▶ _Explore the material_
- 1) How would you say this sentence from the color vision post in Spanish: "Vertebrate photopigment sensitivity drops off rapidly toward the near IR (~700 nm)."?
- 2) What might the post on mammalian color vision say next? Write a continuation that picks up after its final line.

▶ _Document section_
== Segment start ==

See "The Verriest Lecture 2009: Recent progress in understanding mammalian
color vision"

[https://pdfs.semanticscholar.org/c9df/0b61e4a45e10577c001513...](https://pdfs.semanticscholar.org/c9df/0b61e4a45e10577c001513a4fc1432696b3c.pdf)

Particularly Figure 1. Vertebrate photopigment sensitivity drops off rapidly
toward the near IR (~700 nm).

I found this fascinating related (but not peer reviewed) document on arXiv,
"Did Evolution get it right? An evaluation of near-infrared imaging in
semantic scene segmentation"

[https://arxiv.org/pdf/1611.08815.pdf](https://arxiv.org/pdf/1611.08815.pdf)

== Segment end ==

Stored data entries
== Segment start ==

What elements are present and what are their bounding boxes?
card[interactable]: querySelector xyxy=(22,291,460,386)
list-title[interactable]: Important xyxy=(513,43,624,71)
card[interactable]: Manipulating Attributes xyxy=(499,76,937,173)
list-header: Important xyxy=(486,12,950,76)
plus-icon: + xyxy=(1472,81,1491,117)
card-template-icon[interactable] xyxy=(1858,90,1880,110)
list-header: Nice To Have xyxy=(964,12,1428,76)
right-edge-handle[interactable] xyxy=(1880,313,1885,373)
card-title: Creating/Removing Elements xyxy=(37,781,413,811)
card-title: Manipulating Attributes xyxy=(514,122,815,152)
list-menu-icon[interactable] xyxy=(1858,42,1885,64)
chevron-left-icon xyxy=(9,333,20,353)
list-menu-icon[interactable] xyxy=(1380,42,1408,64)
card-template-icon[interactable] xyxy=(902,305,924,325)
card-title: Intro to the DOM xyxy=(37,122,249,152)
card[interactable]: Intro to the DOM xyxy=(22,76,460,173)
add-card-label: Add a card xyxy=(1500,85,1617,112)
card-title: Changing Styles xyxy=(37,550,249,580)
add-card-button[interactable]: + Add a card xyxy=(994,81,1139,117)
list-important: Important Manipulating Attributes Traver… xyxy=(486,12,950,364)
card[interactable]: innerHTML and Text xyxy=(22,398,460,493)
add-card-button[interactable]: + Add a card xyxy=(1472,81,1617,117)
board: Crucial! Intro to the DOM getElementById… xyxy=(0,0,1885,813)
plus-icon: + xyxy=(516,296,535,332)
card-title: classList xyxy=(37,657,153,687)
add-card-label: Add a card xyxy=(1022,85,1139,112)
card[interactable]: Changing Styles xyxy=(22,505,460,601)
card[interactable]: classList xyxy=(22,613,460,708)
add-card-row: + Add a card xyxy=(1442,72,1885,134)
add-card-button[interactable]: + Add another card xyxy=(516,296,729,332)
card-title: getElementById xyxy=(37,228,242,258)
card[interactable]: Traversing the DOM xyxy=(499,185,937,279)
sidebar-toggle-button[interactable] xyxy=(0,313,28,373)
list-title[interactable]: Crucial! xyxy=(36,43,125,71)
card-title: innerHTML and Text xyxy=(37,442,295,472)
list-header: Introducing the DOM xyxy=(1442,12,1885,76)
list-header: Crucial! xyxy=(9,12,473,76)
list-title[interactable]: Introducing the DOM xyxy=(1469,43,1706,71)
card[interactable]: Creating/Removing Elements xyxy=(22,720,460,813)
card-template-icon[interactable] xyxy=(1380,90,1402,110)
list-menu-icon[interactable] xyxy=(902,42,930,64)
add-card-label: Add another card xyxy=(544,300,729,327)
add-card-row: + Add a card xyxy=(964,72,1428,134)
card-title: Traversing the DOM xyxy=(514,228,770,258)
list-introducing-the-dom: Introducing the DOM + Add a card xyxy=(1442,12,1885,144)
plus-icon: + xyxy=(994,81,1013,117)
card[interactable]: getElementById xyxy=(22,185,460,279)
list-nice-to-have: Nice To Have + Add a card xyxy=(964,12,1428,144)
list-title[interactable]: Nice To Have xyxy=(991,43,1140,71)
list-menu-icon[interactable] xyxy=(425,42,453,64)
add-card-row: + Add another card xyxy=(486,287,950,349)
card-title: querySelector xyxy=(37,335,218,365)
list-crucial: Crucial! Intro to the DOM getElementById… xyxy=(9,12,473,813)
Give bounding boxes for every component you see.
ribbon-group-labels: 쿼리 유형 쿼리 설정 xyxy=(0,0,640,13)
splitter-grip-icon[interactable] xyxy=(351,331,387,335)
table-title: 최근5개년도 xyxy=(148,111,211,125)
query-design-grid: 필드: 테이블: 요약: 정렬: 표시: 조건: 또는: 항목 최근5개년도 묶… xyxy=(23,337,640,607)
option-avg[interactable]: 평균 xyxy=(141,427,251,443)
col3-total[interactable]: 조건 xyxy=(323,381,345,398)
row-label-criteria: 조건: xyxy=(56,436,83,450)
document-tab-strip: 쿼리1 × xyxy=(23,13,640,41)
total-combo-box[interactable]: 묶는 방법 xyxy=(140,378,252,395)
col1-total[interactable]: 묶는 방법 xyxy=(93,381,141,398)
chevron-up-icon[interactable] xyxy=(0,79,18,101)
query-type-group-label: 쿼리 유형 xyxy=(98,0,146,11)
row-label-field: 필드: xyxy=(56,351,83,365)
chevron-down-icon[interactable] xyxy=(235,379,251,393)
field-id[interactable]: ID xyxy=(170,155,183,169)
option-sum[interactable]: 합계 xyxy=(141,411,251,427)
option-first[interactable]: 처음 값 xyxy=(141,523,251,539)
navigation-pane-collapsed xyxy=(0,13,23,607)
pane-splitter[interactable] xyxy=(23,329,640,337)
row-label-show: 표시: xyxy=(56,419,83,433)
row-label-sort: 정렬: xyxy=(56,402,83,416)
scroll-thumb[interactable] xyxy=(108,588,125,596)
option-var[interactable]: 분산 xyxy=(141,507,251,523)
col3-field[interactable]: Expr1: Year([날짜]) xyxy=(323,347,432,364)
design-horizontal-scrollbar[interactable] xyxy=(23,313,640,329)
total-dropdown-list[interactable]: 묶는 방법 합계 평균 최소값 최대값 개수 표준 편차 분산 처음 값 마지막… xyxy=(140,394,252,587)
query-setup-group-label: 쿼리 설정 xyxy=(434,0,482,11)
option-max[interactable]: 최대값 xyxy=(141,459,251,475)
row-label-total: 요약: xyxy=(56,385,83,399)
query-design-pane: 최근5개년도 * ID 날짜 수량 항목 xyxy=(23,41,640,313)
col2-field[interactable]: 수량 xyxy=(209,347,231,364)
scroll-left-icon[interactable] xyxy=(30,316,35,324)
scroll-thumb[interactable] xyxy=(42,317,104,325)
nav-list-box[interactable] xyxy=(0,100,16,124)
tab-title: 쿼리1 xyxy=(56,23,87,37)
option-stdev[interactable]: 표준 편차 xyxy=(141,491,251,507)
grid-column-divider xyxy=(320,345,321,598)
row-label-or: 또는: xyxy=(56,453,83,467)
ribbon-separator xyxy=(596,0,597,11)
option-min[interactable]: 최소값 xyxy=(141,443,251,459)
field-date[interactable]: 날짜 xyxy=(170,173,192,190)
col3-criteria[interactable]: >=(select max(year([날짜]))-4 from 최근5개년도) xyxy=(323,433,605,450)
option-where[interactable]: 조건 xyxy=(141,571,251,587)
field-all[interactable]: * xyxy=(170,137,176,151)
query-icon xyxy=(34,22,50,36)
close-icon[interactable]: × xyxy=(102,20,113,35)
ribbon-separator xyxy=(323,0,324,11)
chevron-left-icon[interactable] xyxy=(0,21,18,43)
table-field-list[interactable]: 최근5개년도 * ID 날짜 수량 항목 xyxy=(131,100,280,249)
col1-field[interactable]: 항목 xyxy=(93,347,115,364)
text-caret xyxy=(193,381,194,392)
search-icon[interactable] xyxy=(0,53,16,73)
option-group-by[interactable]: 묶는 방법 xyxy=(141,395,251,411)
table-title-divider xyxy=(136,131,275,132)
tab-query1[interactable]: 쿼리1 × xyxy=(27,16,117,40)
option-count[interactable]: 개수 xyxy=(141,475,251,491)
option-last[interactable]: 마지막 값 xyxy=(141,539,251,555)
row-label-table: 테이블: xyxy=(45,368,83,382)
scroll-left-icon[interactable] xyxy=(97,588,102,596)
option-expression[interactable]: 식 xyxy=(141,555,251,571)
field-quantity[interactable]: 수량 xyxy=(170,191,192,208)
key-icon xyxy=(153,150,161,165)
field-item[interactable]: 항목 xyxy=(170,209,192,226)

== Segment end ==

▶ _Activity answers_
- 1) La sensibilidad de los fotopigmentos de los vertebrados disminuye rápidamente hacia el infrarrojo cercano (~700 nm).

- 2)
The author performs semantic segmentation with convnets using conventional
visual-spectrum images and compares performance with images spectrally
extended into the near-infrared. He finds that adding the additional NIR band
did not improve task performance -- hence that evolution "got it right" by not
expanding vision into a wavelength region that fails to improve semantic
segmentation. I'm not sure how good this work is from a professional
biologist's perspective, but I found it damn interesting.

EDIT: note that this laser operating at 1550 nm is far from the long wave IR
(~8000 nm and up) that various animals sense to detect prey body heat.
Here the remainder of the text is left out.